EXERCISE DIRECTIONS | Search the data below for the word "Engineering" and copy each line that holds it.

EXCERPTED DATA |

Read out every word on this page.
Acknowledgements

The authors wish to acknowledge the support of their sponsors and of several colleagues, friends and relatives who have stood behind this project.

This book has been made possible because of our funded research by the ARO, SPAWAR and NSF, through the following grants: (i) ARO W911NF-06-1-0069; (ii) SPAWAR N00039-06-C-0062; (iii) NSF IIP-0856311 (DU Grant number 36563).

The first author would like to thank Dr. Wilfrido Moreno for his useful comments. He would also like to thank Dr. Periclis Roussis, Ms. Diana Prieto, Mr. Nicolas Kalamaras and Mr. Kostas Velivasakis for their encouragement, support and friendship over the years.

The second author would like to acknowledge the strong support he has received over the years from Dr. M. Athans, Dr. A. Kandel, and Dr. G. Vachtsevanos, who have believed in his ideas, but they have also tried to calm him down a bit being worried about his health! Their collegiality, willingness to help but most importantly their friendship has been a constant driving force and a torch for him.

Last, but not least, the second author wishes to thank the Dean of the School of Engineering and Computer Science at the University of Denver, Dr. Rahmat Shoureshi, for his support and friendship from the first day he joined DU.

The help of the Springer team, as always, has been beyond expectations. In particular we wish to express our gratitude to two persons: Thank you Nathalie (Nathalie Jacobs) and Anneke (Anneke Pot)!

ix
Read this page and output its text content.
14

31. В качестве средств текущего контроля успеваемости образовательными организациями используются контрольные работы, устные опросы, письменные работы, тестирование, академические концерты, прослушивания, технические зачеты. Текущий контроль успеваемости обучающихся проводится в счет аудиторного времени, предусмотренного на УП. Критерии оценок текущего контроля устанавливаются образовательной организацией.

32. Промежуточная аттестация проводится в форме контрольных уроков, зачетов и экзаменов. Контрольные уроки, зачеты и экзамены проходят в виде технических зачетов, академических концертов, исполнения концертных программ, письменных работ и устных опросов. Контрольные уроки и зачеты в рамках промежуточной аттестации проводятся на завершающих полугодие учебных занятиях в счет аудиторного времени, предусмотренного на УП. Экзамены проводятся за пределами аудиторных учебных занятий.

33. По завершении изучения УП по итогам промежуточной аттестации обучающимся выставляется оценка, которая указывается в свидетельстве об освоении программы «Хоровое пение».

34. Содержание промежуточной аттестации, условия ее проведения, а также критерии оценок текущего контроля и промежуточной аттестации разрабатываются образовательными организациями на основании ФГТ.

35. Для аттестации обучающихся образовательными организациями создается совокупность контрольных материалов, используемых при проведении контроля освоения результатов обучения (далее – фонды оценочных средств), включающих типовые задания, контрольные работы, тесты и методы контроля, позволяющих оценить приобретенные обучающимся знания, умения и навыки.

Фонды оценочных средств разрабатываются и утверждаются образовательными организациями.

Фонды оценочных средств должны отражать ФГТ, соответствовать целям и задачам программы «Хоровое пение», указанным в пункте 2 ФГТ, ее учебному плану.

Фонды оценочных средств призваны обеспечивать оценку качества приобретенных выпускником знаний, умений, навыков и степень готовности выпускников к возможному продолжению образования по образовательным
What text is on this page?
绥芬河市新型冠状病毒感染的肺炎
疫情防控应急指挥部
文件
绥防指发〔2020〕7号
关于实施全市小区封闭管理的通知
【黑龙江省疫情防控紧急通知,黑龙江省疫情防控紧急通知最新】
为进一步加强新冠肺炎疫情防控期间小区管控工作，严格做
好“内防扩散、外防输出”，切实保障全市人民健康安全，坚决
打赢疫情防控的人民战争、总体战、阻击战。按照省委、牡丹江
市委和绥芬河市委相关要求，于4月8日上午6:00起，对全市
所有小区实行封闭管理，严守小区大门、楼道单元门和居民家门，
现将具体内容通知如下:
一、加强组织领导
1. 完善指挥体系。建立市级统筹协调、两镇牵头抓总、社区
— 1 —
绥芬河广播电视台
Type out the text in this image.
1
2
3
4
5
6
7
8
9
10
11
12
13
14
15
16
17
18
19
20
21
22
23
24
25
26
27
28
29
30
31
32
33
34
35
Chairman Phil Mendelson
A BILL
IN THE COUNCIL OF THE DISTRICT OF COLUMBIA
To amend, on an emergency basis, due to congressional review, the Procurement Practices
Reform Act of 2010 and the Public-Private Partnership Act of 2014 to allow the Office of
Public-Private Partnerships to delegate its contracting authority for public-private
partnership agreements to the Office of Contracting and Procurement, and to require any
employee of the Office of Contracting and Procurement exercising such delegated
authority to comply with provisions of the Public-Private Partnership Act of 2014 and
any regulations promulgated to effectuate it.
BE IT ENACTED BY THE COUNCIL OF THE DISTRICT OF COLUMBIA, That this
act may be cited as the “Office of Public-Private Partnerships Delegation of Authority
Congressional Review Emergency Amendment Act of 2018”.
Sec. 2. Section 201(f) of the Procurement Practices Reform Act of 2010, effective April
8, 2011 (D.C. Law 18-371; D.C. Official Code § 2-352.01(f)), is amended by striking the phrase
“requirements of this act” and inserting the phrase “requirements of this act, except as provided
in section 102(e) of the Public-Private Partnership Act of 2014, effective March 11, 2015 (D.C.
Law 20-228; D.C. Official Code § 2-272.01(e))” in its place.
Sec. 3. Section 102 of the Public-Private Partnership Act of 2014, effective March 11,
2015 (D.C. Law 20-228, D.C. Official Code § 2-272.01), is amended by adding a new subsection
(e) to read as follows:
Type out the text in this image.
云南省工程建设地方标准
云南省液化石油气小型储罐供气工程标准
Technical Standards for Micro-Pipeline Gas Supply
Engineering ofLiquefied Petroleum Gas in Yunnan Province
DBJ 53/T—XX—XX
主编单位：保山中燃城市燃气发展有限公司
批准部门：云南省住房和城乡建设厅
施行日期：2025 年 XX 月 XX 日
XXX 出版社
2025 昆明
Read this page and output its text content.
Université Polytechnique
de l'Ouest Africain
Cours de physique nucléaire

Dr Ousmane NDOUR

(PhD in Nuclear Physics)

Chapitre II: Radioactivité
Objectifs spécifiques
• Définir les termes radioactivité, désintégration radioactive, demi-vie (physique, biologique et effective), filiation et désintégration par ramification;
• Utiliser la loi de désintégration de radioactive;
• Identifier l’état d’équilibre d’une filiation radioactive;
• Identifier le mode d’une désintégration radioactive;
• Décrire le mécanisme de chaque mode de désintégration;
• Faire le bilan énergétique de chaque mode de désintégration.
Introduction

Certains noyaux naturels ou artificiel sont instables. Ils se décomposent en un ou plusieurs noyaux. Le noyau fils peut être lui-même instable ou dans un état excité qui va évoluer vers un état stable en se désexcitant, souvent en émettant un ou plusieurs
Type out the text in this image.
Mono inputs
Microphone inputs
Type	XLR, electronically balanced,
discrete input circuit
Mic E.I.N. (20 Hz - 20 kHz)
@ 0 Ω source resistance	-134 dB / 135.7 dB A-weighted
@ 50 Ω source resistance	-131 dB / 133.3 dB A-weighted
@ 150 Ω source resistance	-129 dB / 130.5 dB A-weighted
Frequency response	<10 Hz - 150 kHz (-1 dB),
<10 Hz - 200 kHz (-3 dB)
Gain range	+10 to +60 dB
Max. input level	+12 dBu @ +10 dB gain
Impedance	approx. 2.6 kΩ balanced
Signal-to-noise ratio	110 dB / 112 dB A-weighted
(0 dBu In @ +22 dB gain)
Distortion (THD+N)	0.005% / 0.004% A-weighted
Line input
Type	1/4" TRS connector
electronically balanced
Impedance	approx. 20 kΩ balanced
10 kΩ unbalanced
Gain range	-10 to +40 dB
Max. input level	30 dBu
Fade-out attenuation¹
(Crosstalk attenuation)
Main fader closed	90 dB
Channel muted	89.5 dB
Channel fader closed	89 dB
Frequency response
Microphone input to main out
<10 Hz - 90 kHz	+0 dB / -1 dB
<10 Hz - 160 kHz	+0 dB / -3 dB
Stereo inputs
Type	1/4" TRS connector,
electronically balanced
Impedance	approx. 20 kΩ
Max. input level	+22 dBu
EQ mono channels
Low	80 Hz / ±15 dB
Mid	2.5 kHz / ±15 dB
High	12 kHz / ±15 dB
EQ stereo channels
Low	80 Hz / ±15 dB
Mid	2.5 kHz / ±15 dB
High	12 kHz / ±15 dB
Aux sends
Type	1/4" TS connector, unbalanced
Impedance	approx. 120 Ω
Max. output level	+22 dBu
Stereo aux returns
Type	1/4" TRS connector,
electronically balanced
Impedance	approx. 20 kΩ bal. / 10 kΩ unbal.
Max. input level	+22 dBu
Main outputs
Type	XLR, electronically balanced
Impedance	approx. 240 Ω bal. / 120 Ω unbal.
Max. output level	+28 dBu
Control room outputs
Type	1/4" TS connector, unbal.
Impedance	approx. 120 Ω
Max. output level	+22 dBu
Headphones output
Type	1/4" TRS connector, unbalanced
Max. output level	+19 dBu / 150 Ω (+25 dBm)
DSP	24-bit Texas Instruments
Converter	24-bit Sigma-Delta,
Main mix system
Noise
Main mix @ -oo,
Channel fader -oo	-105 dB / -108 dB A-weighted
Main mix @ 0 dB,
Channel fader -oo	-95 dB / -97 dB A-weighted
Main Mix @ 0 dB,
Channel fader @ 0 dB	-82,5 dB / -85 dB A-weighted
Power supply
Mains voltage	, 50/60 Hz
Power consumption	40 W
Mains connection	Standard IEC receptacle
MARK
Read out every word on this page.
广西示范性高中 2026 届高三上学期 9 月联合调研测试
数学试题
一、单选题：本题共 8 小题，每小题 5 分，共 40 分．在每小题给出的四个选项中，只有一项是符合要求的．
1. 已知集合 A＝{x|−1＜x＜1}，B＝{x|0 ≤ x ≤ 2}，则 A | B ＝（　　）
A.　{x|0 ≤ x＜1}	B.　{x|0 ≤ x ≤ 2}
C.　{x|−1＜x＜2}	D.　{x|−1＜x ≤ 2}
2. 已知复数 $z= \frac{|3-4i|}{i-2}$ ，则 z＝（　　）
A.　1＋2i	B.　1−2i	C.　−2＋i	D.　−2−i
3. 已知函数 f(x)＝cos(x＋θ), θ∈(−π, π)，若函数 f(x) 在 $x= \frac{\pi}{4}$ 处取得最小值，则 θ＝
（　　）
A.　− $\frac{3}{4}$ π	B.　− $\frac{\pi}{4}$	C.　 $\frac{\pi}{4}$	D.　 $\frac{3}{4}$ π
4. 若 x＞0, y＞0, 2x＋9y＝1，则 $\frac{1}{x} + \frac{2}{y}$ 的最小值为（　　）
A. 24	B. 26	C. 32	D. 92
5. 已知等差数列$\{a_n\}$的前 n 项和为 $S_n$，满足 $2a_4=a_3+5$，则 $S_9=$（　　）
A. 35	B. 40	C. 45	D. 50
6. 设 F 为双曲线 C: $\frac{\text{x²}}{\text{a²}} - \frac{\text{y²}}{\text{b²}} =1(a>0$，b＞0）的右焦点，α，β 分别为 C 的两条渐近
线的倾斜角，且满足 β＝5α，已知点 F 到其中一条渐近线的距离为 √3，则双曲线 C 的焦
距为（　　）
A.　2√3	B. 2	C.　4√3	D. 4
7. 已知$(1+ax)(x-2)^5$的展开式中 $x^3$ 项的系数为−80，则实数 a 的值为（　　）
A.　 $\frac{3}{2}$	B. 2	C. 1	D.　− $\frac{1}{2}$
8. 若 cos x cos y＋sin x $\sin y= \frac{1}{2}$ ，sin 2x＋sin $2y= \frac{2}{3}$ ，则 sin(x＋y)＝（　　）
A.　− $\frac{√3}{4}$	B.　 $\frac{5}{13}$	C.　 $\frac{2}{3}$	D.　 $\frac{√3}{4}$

SOLUTION BELOW |
Last, but not least, the second author wishes to thank the Dean of the School of Engineering and Computer Science at the University of Denver, Dr. Rahmat Shoureshi, for his support and friendship from the first day he joined DU.
Engineering ofLiquefied Petroleum Gas in Yunnan Province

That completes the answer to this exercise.